(RECORDS TO USE):

## begin

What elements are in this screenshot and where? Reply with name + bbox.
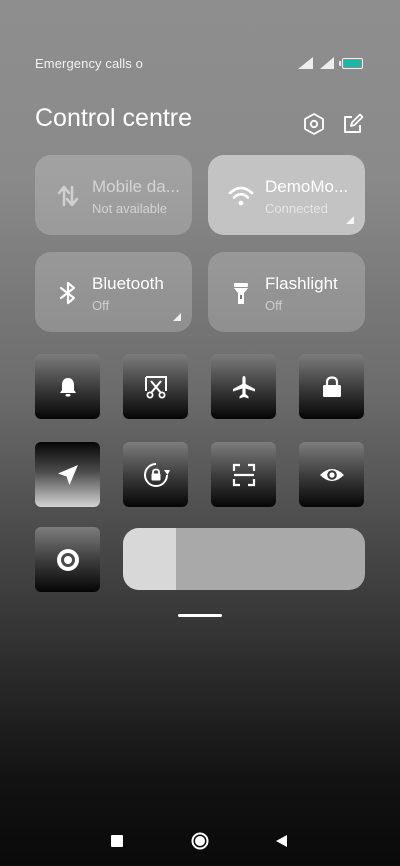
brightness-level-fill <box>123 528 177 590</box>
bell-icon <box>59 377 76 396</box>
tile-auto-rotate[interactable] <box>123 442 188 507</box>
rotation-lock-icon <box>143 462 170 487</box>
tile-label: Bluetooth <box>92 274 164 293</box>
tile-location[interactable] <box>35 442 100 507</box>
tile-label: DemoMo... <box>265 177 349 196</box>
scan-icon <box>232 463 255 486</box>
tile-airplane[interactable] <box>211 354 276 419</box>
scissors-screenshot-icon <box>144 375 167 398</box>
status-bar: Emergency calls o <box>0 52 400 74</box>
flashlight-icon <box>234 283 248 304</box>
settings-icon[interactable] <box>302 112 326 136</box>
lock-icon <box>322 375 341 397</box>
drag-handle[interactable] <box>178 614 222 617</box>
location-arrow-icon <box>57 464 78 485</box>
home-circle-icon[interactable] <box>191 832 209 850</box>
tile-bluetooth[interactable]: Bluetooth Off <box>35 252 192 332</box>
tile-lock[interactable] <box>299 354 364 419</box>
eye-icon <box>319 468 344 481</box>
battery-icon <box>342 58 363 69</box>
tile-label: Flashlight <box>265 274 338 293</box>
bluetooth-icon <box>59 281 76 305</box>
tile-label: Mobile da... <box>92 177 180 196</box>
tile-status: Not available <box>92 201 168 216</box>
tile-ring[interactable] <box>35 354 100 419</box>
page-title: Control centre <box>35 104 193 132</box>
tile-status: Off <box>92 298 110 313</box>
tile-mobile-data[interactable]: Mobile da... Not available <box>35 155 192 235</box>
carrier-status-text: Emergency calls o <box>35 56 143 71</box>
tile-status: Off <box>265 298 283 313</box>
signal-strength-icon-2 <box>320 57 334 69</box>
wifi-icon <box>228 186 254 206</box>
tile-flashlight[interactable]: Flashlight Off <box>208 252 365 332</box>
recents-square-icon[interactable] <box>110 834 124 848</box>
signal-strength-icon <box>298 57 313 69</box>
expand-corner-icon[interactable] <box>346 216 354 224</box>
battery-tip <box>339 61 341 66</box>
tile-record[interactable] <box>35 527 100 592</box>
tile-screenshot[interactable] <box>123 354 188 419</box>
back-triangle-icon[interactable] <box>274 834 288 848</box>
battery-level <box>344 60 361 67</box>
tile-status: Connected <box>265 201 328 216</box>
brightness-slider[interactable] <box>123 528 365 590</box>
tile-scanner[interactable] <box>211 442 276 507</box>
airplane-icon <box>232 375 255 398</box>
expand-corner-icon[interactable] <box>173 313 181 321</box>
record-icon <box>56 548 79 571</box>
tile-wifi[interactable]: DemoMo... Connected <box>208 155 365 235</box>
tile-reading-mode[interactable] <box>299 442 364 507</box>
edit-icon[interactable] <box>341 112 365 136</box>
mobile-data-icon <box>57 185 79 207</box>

## end

In every entry above, swap the phrase "tile-status" for "tile-state" and change nothing else. Omit the pictures from the answer.

What elements are in this screenshot and where? Reply with name + bbox.
brightness-level-fill <box>123 528 177 590</box>
bell-icon <box>59 377 76 396</box>
tile-auto-rotate[interactable] <box>123 442 188 507</box>
rotation-lock-icon <box>143 462 170 487</box>
tile-label: Bluetooth <box>92 274 164 293</box>
tile-location[interactable] <box>35 442 100 507</box>
tile-label: DemoMo... <box>265 177 349 196</box>
scan-icon <box>232 463 255 486</box>
tile-airplane[interactable] <box>211 354 276 419</box>
scissors-screenshot-icon <box>144 375 167 398</box>
status-bar: Emergency calls o <box>0 52 400 74</box>
flashlight-icon <box>234 283 248 304</box>
settings-icon[interactable] <box>302 112 326 136</box>
lock-icon <box>322 375 341 397</box>
drag-handle[interactable] <box>178 614 222 617</box>
location-arrow-icon <box>57 464 78 485</box>
home-circle-icon[interactable] <box>191 832 209 850</box>
tile-bluetooth[interactable]: Bluetooth Off <box>35 252 192 332</box>
tile-lock[interactable] <box>299 354 364 419</box>
eye-icon <box>319 468 344 481</box>
battery-icon <box>342 58 363 69</box>
tile-label: Flashlight <box>265 274 338 293</box>
bluetooth-icon <box>59 281 76 305</box>
tile-label: Mobile da... <box>92 177 180 196</box>
tile-state: Not available <box>92 201 168 216</box>
tile-ring[interactable] <box>35 354 100 419</box>
page-title: Control centre <box>35 104 193 132</box>
tile-state: Off <box>92 298 110 313</box>
tile-mobile-data[interactable]: Mobile da... Not available <box>35 155 192 235</box>
carrier-status-text: Emergency calls o <box>35 56 143 71</box>
tile-state: Off <box>265 298 283 313</box>
signal-strength-icon-2 <box>320 57 334 69</box>
wifi-icon <box>228 186 254 206</box>
tile-flashlight[interactable]: Flashlight Off <box>208 252 365 332</box>
recents-square-icon[interactable] <box>110 834 124 848</box>
signal-strength-icon <box>298 57 313 69</box>
expand-corner-icon[interactable] <box>346 216 354 224</box>
battery-tip <box>339 61 341 66</box>
tile-record[interactable] <box>35 527 100 592</box>
tile-screenshot[interactable] <box>123 354 188 419</box>
back-triangle-icon[interactable] <box>274 834 288 848</box>
battery-level <box>344 60 361 67</box>
tile-state: Connected <box>265 201 328 216</box>
brightness-slider[interactable] <box>123 528 365 590</box>
tile-scanner[interactable] <box>211 442 276 507</box>
airplane-icon <box>232 375 255 398</box>
expand-corner-icon[interactable] <box>173 313 181 321</box>
record-icon <box>56 548 79 571</box>
tile-wifi[interactable]: DemoMo... Connected <box>208 155 365 235</box>
tile-reading-mode[interactable] <box>299 442 364 507</box>
edit-icon[interactable] <box>341 112 365 136</box>
mobile-data-icon <box>57 185 79 207</box>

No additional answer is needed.